What the exercise asks: What follows is a set of records; restate each one word for word and drop the pictures.

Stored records
————————
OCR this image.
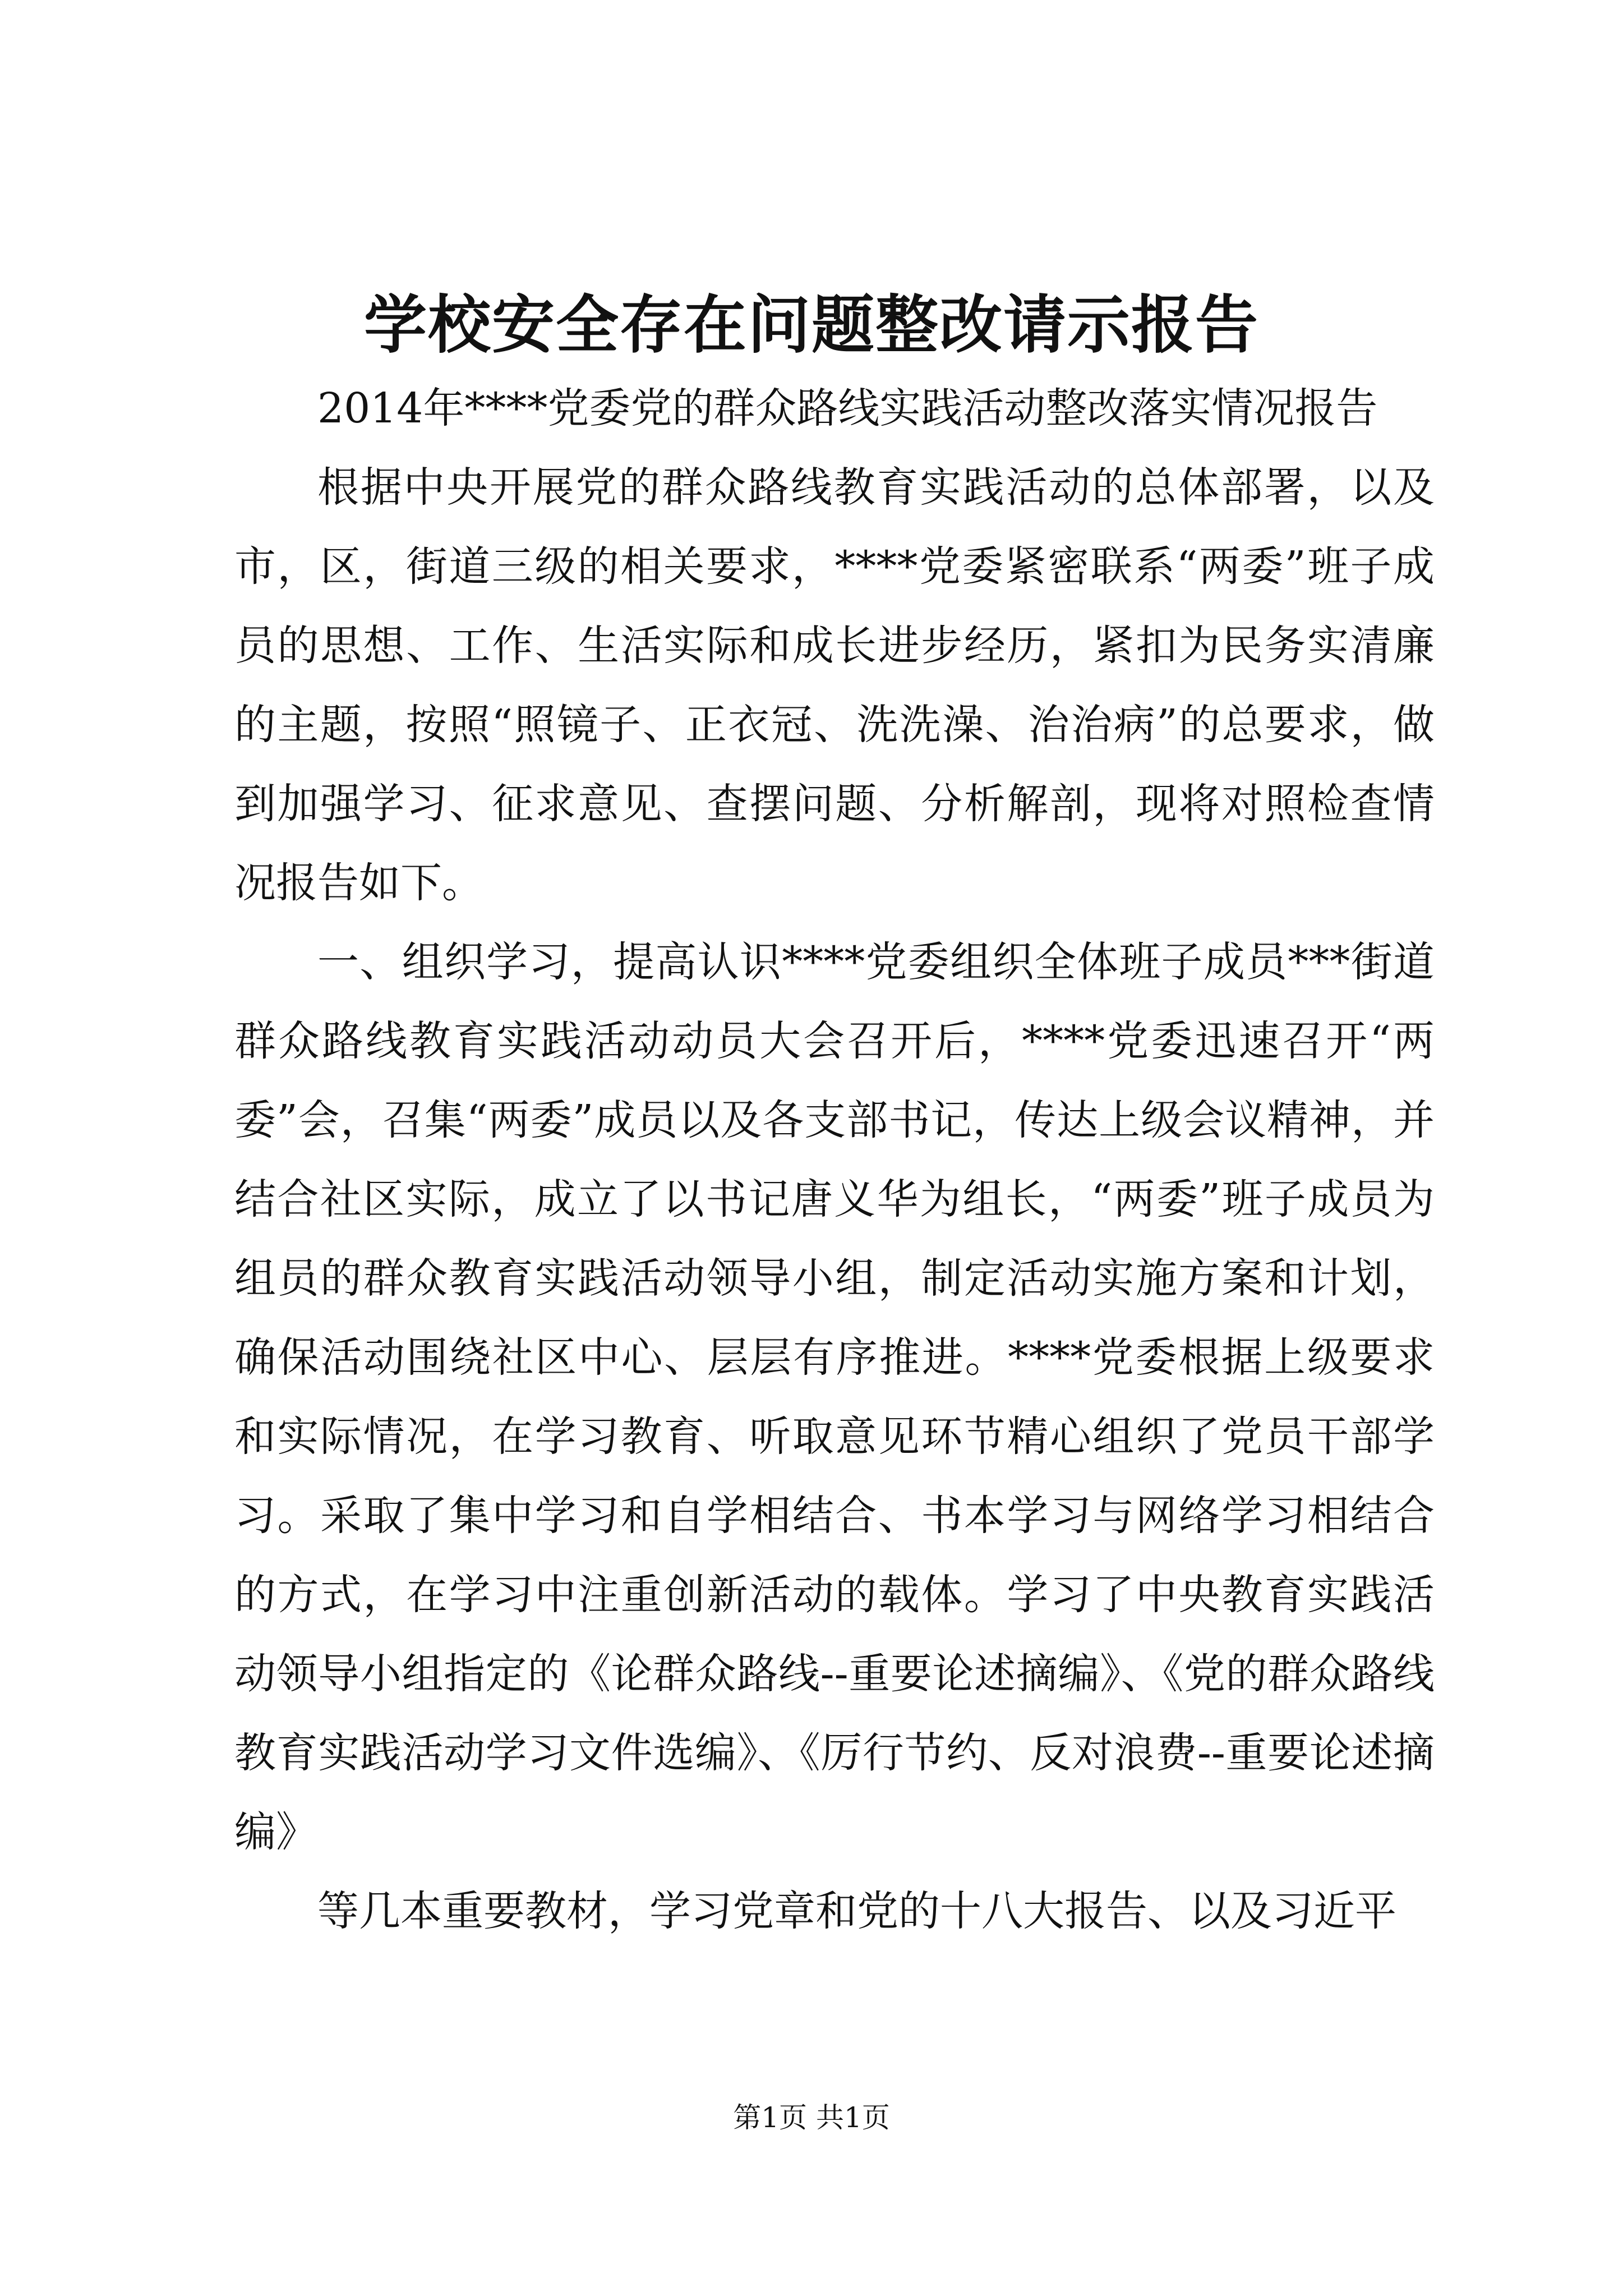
学校安全存在问题整改请示报告

2014年****党委党的群众路线实践活动整改落实情况报告

根据中央开展党的群众路线教育实践活动的总体部署，以及市，区，街道三级的相关要求，****党委紧密联系“两委”班子成员的思想、工作、生活实际和成长进步经历，紧扣为民务实清廉的主题，按照“照镜子、正衣冠、洗洗澡、治治病”的总要求，做到加强学习、征求意见、查摆问题、分析解剖，现将对照检查情况报告如下。

一、组织学习，提高认识****党委组织全体班子成员***街道群众路线教育实践活动动员大会召开后，****党委迅速召开“两委”会，召集“两委”成员以及各支部书记，传达上级会议精神，并结合社区实际，成立了以书记唐义华为组长，“两委”班子成员为组员的群众教育实践活动领导小组，制定活动实施方案和计划，确保活动围绕社区中心、层层有序推进。****党委根据上级要求和实际情况，在学习教育、听取意见环节精心组织了党员干部学习。采取了集中学习和自学相结合、书本学习与网络学习相结合的方式，在学习中注重创新活动的载体。学习了中央教育实践活动领导小组指定的《论群众路线--重要论述摘编》、《党的群众路线教育实践活动学习文件选编》、《厉行节约、反对浪费--重要论述摘编》

等几本重要教材，学习党章和党的十八大报告、以及习近平

第1页 共1页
————————
Exercise result:
OCR this image.
学校安全存在问题整改请示报告

2014年****党委党的群众路线实践活动整改落实情况报告

根据中央开展党的群众路线教育实践活动的总体部署，以及市，区，街道三级的相关要求，****党委紧密联系“两委”班子成员的思想、工作、生活实际和成长进步经历，紧扣为民务实清廉的主题，按照“照镜子、正衣冠、洗洗澡、治治病”的总要求，做到加强学习、征求意见、查摆问题、分析解剖，现将对照检查情况报告如下。

一、组织学习，提高认识****党委组织全体班子成员***街道群众路线教育实践活动动员大会召开后，****党委迅速召开“两委”会，召集“两委”成员以及各支部书记，传达上级会议精神，并结合社区实际，成立了以书记唐义华为组长，“两委”班子成员为组员的群众教育实践活动领导小组，制定活动实施方案和计划，确保活动围绕社区中心、层层有序推进。****党委根据上级要求和实际情况，在学习教育、听取意见环节精心组织了党员干部学习。采取了集中学习和自学相结合、书本学习与网络学习相结合的方式，在学习中注重创新活动的载体。学习了中央教育实践活动领导小组指定的《论群众路线--重要论述摘编》、《党的群众路线教育实践活动学习文件选编》、《厉行节约、反对浪费--重要论述摘编》

等几本重要教材，学习党章和党的十八大报告、以及习近平

第1页 共1页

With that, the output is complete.